The records that follow must be repeated verbatim, every one of them.
— start of RECORD SET —
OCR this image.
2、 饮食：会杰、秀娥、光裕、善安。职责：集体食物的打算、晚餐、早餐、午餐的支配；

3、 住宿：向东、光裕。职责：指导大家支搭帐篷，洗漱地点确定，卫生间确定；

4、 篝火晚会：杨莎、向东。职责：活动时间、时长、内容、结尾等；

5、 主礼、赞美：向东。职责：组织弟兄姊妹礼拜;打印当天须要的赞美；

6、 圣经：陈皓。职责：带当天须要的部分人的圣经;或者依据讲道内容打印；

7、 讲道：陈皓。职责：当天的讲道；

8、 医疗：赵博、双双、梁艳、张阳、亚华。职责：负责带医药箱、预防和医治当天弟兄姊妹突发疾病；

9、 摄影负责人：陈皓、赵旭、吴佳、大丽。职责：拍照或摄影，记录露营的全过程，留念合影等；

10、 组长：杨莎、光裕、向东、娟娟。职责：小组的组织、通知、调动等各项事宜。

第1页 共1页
— end of RECORD SET —
(SOLUTION TO THIS EXERCISE)
OCR this image.
2、 饮食：会杰、秀娥、光裕、善安。职责：集体食物的打算、晚餐、早餐、午餐的支配；

3、 住宿：向东、光裕。职责：指导大家支搭帐篷，洗漱地点确定，卫生间确定；

4、 篝火晚会：杨莎、向东。职责：活动时间、时长、内容、结尾等；

5、 主礼、赞美：向东。职责：组织弟兄姊妹礼拜;打印当天须要的赞美；

6、 圣经：陈皓。职责：带当天须要的部分人的圣经;或者依据讲道内容打印；

7、 讲道：陈皓。职责：当天的讲道；

8、 医疗：赵博、双双、梁艳、张阳、亚华。职责：负责带医药箱、预防和医治当天弟兄姊妹突发疾病；

9、 摄影负责人：陈皓、赵旭、吴佳、大丽。职责：拍照或摄影，记录露营的全过程，留念合影等；

10、 组长：杨莎、光裕、向东、娟娟。职责：小组的组织、通知、调动等各项事宜。

第1页 共1页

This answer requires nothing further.